- Given instruction: Each entry below should be written out exactly as it is, with no pictures.

(Dataset entries)
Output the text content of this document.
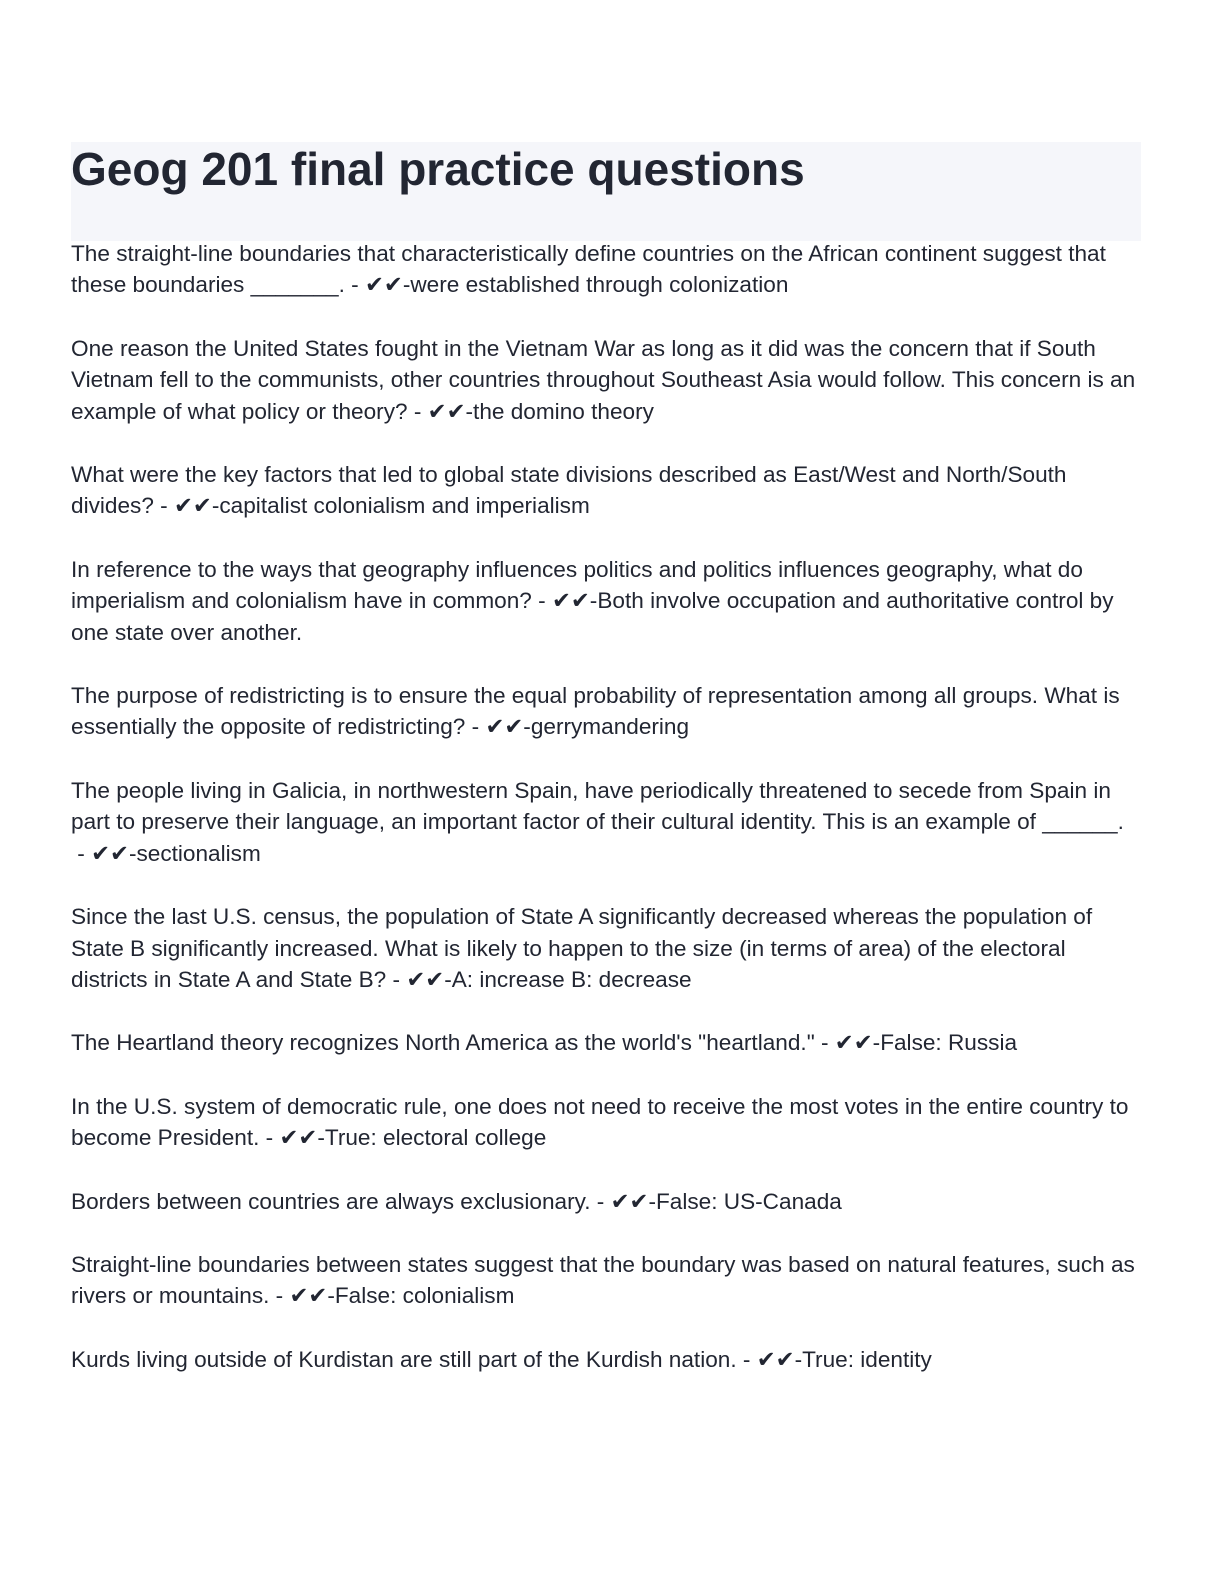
Geog 201 final practice questions

The straight-line boundaries that characteristically define countries on the African continent suggest that these boundaries _______. - ✔✔-were established through colonization

One reason the United States fought in the Vietnam War as long as it did was the concern that if South Vietnam fell to the communists, other countries throughout Southeast Asia would follow. This concern is an example of what policy or theory? - ✔✔-the domino theory

What were the key factors that led to global state divisions described as East/West and North/South divides? - ✔✔-capitalist colonialism and imperialism

In reference to the ways that geography influences politics and politics influences geography, what do imperialism and colonialism have in common? - ✔✔-Both involve occupation and authoritative control by one state over another.

The purpose of redistricting is to ensure the equal probability of representation among all groups. What is essentially the opposite of redistricting? - ✔✔-gerrymandering

The people living in Galicia, in northwestern Spain, have periodically threatened to secede from Spain in part to preserve their language, an important factor of their cultural identity. This is an example of ______. - ✔✔-sectionalism

Since the last U.S. census, the population of State A significantly decreased whereas the population of State B significantly increased. What is likely to happen to the size (in terms of area) of the electoral districts in State A and State B? - ✔✔-A: increase B: decrease

The Heartland theory recognizes North America as the world's "heartland." - ✔✔-False: Russia

In the U.S. system of democratic rule, one does not need to receive the most votes in the entire country to become President. - ✔✔-True: electoral college

Borders between countries are always exclusionary. - ✔✔-False: US-Canada

Straight-line boundaries between states suggest that the boundary was based on natural features, such as rivers or mountains. - ✔✔-False: colonialism

Kurds living outside of Kurdistan are still part of the Kurdish nation. - ✔✔-True: identity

- Exercise solution:
Output the text content of this document.
Geog 201 final practice questions

The straight-line boundaries that characteristically define countries on the African continent suggest that these boundaries _______. - ✔✔-were established through colonization

One reason the United States fought in the Vietnam War as long as it did was the concern that if South Vietnam fell to the communists, other countries throughout Southeast Asia would follow. This concern is an example of what policy or theory? - ✔✔-the domino theory

What were the key factors that led to global state divisions described as East/West and North/South divides? - ✔✔-capitalist colonialism and imperialism

In reference to the ways that geography influences politics and politics influences geography, what do imperialism and colonialism have in common? - ✔✔-Both involve occupation and authoritative control by one state over another.

The purpose of redistricting is to ensure the equal probability of representation among all groups. What is essentially the opposite of redistricting? - ✔✔-gerrymandering

The people living in Galicia, in northwestern Spain, have periodically threatened to secede from Spain in part to preserve their language, an important factor of their cultural identity. This is an example of ______. - ✔✔-sectionalism

Since the last U.S. census, the population of State A significantly decreased whereas the population of State B significantly increased. What is likely to happen to the size (in terms of area) of the electoral districts in State A and State B? - ✔✔-A: increase B: decrease

The Heartland theory recognizes North America as the world's "heartland." - ✔✔-False: Russia

In the U.S. system of democratic rule, one does not need to receive the most votes in the entire country to become President. - ✔✔-True: electoral college

Borders between countries are always exclusionary. - ✔✔-False: US-Canada

Straight-line boundaries between states suggest that the boundary was based on natural features, such as rivers or mountains. - ✔✔-False: colonialism

Kurds living outside of Kurdistan are still part of the Kurdish nation. - ✔✔-True: identity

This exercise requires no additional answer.